# SUPPLIED RECORDS:
####

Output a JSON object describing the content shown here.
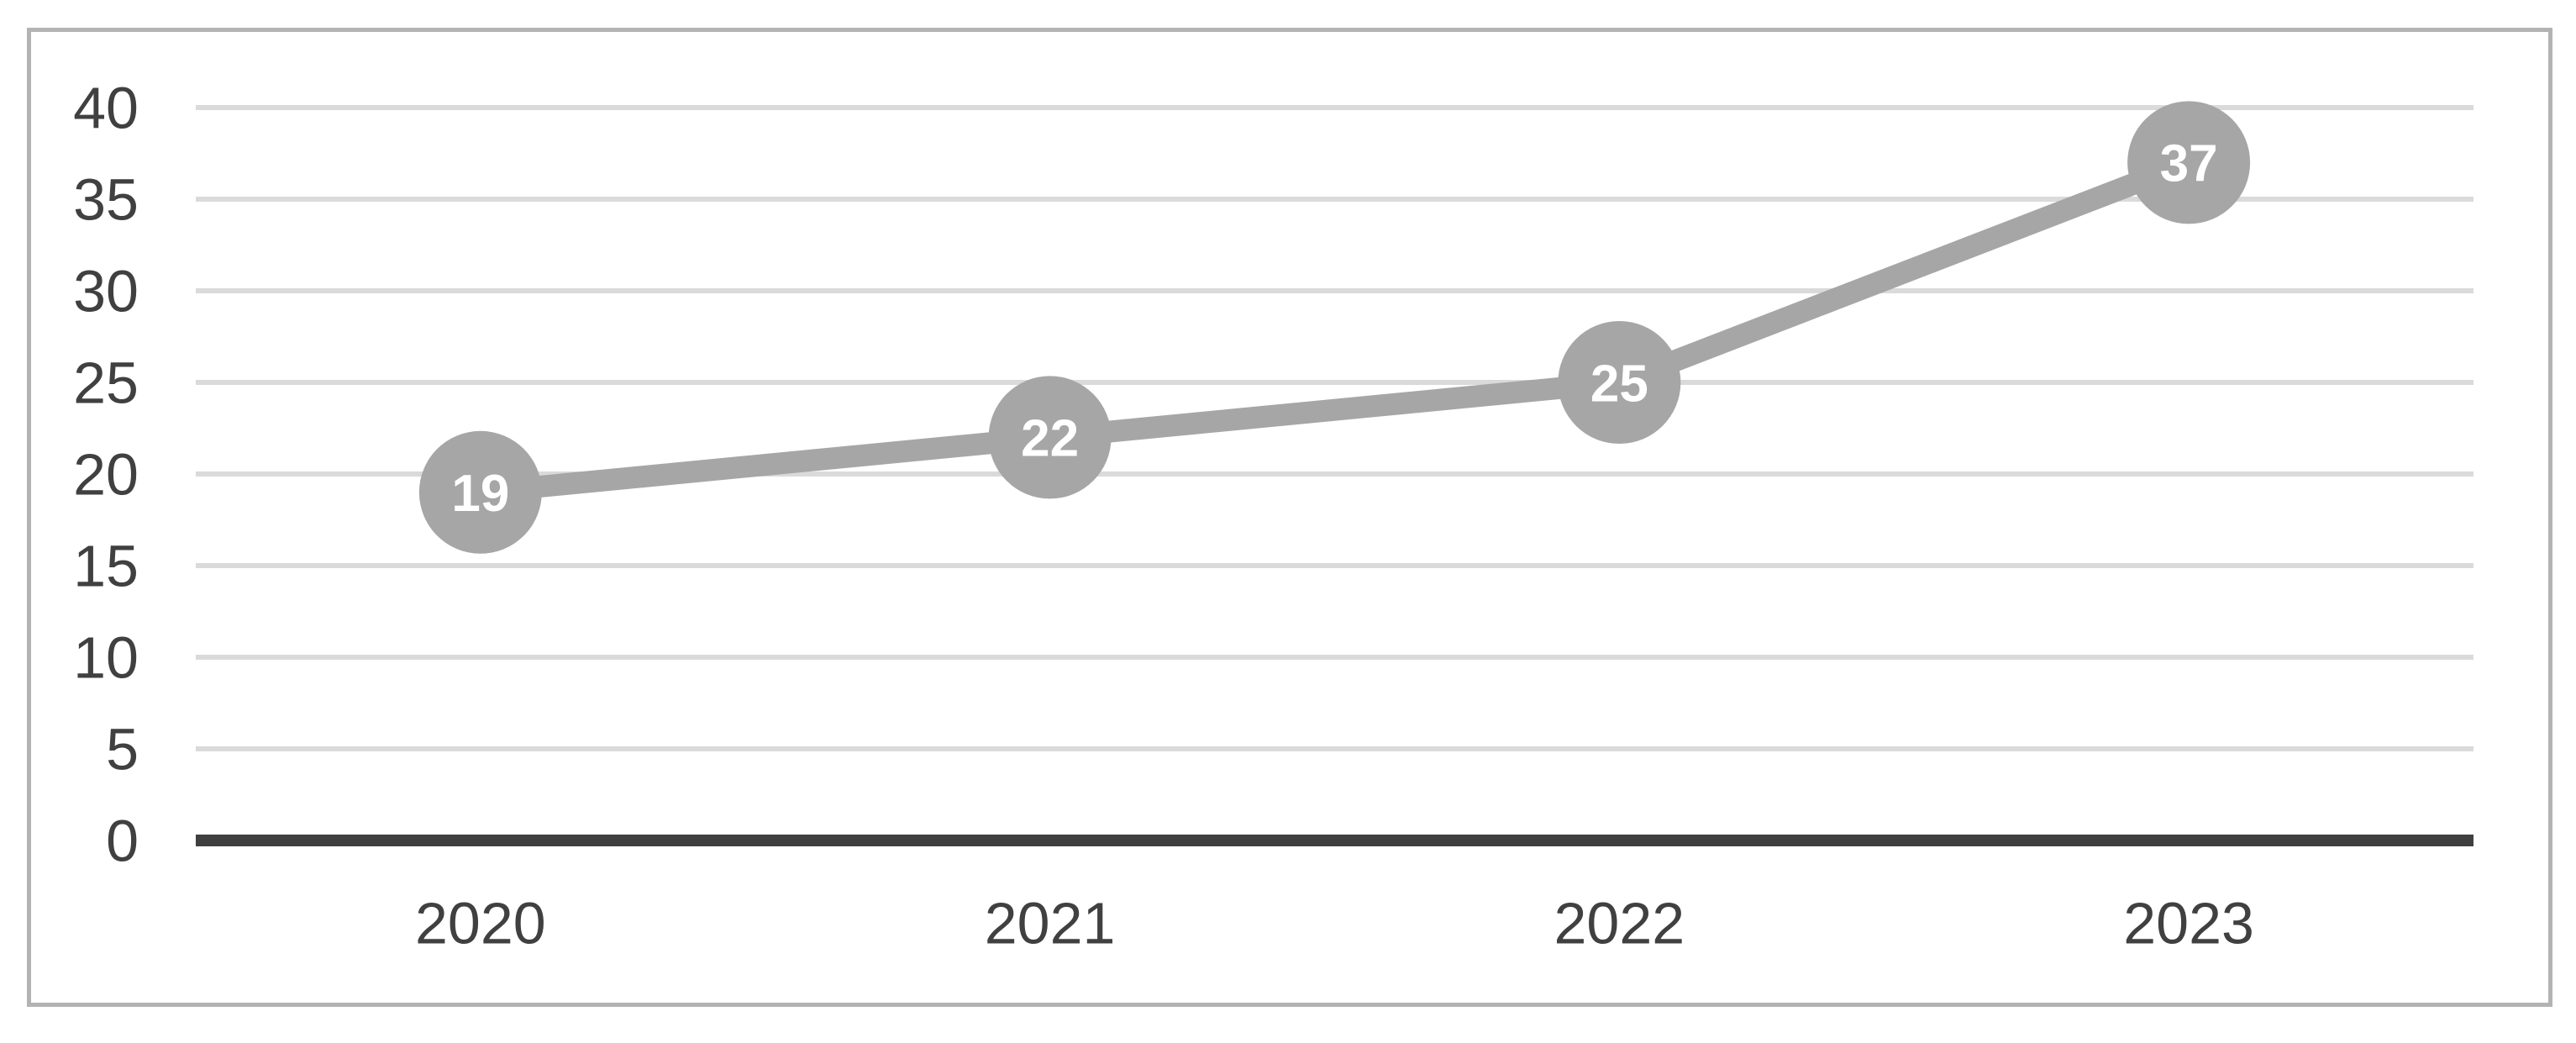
{
  "chart_data": {
    "type": "line",
    "title": "",
    "xlabel": "",
    "ylabel": "",
    "categories": [
      "2020",
      "2021",
      "2022",
      "2023"
    ],
    "series": [
      {
        "name": "",
        "values": [
          19,
          22,
          25,
          37
        ]
      }
    ],
    "values": [
      19,
      22,
      25,
      37
    ],
    "y_ticks": [
      0,
      5,
      10,
      15,
      20,
      25,
      30,
      35,
      40
    ],
    "ylim": [
      0,
      40
    ],
    "grid": true,
    "legend_position": "none",
    "data_labels_shown": true,
    "marker_shape": "circle"
  },
  "colors": {
    "series_line": "#a6a6a6",
    "marker_fill": "#a6a6a6",
    "data_label_text": "#ffffff",
    "gridline": "#dadada",
    "axis_line": "#3f3f3f",
    "tick_label_text": "#404040",
    "frame_border": "#b3b3b3",
    "background": "#ffffff"
  }
}
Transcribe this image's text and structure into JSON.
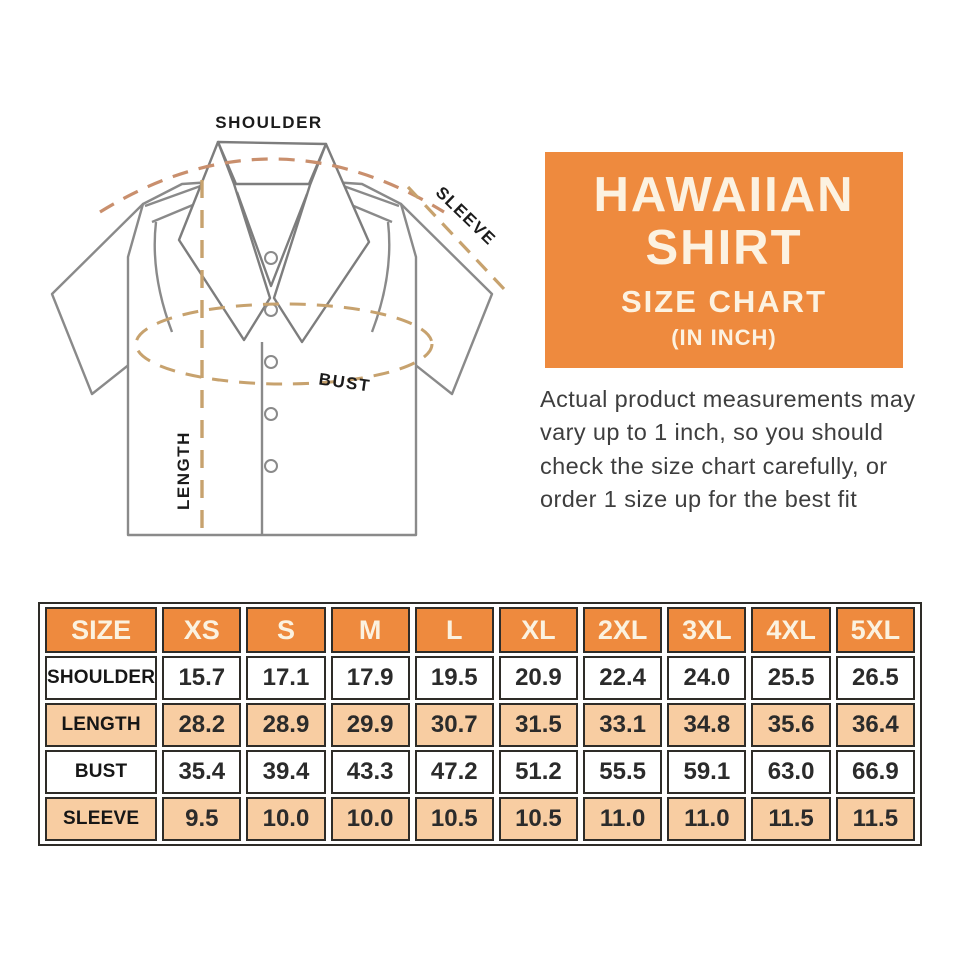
{
  "figure": {
    "labels": {
      "shoulder": "SHOULDER",
      "sleeve": "SLEEVE",
      "bust": "BUST",
      "length": "LENGTH"
    }
  },
  "banner": {
    "title_line1": "HAWAIIAN",
    "title_line2": "SHIRT",
    "subtitle": "SIZE CHART",
    "unit": "(IN INCH)"
  },
  "note": "Actual product measurements may vary up to 1 inch, so you should check the size chart carefully, or order 1 size up for the best fit",
  "colors": {
    "accent_orange": "#EE8A3E",
    "peach_row": "#F8CDA2",
    "table_border": "#2E2C28",
    "dash_tan": "#C7A26E",
    "dash_salmon": "#C98F6D",
    "shirt_outline": "#8A8A8A",
    "banner_text": "#FCF2E1"
  },
  "chart_data": {
    "type": "table",
    "title": "HAWAIIAN SHIRT SIZE CHART (IN INCH)",
    "columns": [
      "SIZE",
      "XS",
      "S",
      "M",
      "L",
      "XL",
      "2XL",
      "3XL",
      "4XL",
      "5XL"
    ],
    "rows": [
      {
        "label": "SHOULDER",
        "values": [
          15.7,
          17.1,
          17.9,
          19.5,
          20.9,
          22.4,
          24.0,
          25.5,
          26.5
        ]
      },
      {
        "label": "LENGTH",
        "values": [
          28.2,
          28.9,
          29.9,
          30.7,
          31.5,
          33.1,
          34.8,
          35.6,
          36.4
        ]
      },
      {
        "label": "BUST",
        "values": [
          35.4,
          39.4,
          43.3,
          47.2,
          51.2,
          55.5,
          59.1,
          63.0,
          66.9
        ]
      },
      {
        "label": "SLEEVE",
        "values": [
          9.5,
          10.0,
          10.0,
          10.5,
          10.5,
          11.0,
          11.0,
          11.5,
          11.5
        ]
      }
    ]
  }
}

####

# PROBLEM DESCRIPTION:
Where a line contains "HAWAIIAN", copy that line.

# EXERCISE OUTPUT:
    "title_line1": "HAWAIIAN",
    "title": "HAWAIIAN SHIRT SIZE CHART (IN INCH)",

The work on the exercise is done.